## [TASK DETAILS]
Each line that follows should be printed again exactly as it stands.
────────────────
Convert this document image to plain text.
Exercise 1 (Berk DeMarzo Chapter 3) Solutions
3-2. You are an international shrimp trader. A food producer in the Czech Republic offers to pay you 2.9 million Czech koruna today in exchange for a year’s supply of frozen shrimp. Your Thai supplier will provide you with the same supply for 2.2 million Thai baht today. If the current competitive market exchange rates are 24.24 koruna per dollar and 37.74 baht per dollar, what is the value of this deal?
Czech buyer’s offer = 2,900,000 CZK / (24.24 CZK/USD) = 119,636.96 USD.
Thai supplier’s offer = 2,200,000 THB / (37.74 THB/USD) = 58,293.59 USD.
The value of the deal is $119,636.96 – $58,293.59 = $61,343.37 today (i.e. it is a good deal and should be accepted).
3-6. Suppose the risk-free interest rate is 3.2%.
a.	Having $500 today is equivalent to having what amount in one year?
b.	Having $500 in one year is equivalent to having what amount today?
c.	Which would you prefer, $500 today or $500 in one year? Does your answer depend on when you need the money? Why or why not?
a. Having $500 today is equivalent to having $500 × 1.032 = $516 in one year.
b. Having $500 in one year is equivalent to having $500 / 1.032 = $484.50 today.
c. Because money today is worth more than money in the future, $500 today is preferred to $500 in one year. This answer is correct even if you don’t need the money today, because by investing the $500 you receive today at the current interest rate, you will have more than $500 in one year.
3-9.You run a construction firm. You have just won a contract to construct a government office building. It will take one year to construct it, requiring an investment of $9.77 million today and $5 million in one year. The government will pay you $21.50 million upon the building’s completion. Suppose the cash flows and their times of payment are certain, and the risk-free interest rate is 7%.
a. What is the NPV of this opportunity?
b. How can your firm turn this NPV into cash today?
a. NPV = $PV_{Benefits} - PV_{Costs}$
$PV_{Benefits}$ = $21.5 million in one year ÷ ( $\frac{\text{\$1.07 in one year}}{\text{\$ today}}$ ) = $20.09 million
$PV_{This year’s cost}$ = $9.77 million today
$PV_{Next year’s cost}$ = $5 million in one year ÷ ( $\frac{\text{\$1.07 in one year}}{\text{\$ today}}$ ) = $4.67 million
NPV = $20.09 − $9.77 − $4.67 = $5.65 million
────────────────
## [ANSWER IN FULL]
Convert this document image to plain text.
Exercise 1 (Berk DeMarzo Chapter 3) Solutions
3-2. You are an international shrimp trader. A food producer in the Czech Republic offers to pay you 2.9 million Czech koruna today in exchange for a year’s supply of frozen shrimp. Your Thai supplier will provide you with the same supply for 2.2 million Thai baht today. If the current competitive market exchange rates are 24.24 koruna per dollar and 37.74 baht per dollar, what is the value of this deal?
Czech buyer’s offer = 2,900,000 CZK / (24.24 CZK/USD) = 119,636.96 USD.
Thai supplier’s offer = 2,200,000 THB / (37.74 THB/USD) = 58,293.59 USD.
The value of the deal is $119,636.96 – $58,293.59 = $61,343.37 today (i.e. it is a good deal and should be accepted).
3-6. Suppose the risk-free interest rate is 3.2%.
a.	Having $500 today is equivalent to having what amount in one year?
b.	Having $500 in one year is equivalent to having what amount today?
c.	Which would you prefer, $500 today or $500 in one year? Does your answer depend on when you need the money? Why or why not?
a. Having $500 today is equivalent to having $500 × 1.032 = $516 in one year.
b. Having $500 in one year is equivalent to having $500 / 1.032 = $484.50 today.
c. Because money today is worth more than money in the future, $500 today is preferred to $500 in one year. This answer is correct even if you don’t need the money today, because by investing the $500 you receive today at the current interest rate, you will have more than $500 in one year.
3-9.You run a construction firm. You have just won a contract to construct a government office building. It will take one year to construct it, requiring an investment of $9.77 million today and $5 million in one year. The government will pay you $21.50 million upon the building’s completion. Suppose the cash flows and their times of payment are certain, and the risk-free interest rate is 7%.
a. What is the NPV of this opportunity?
b. How can your firm turn this NPV into cash today?
a. NPV = $PV_{Benefits} - PV_{Costs}$
$PV_{Benefits}$ = $21.5 million in one year ÷ ( $\frac{\text{\$1.07 in one year}}{\text{\$ today}}$ ) = $20.09 million
$PV_{This year’s cost}$ = $9.77 million today
$PV_{Next year’s cost}$ = $5 million in one year ÷ ( $\frac{\text{\$1.07 in one year}}{\text{\$ today}}$ ) = $4.67 million
NPV = $20.09 − $9.77 − $4.67 = $5.65 million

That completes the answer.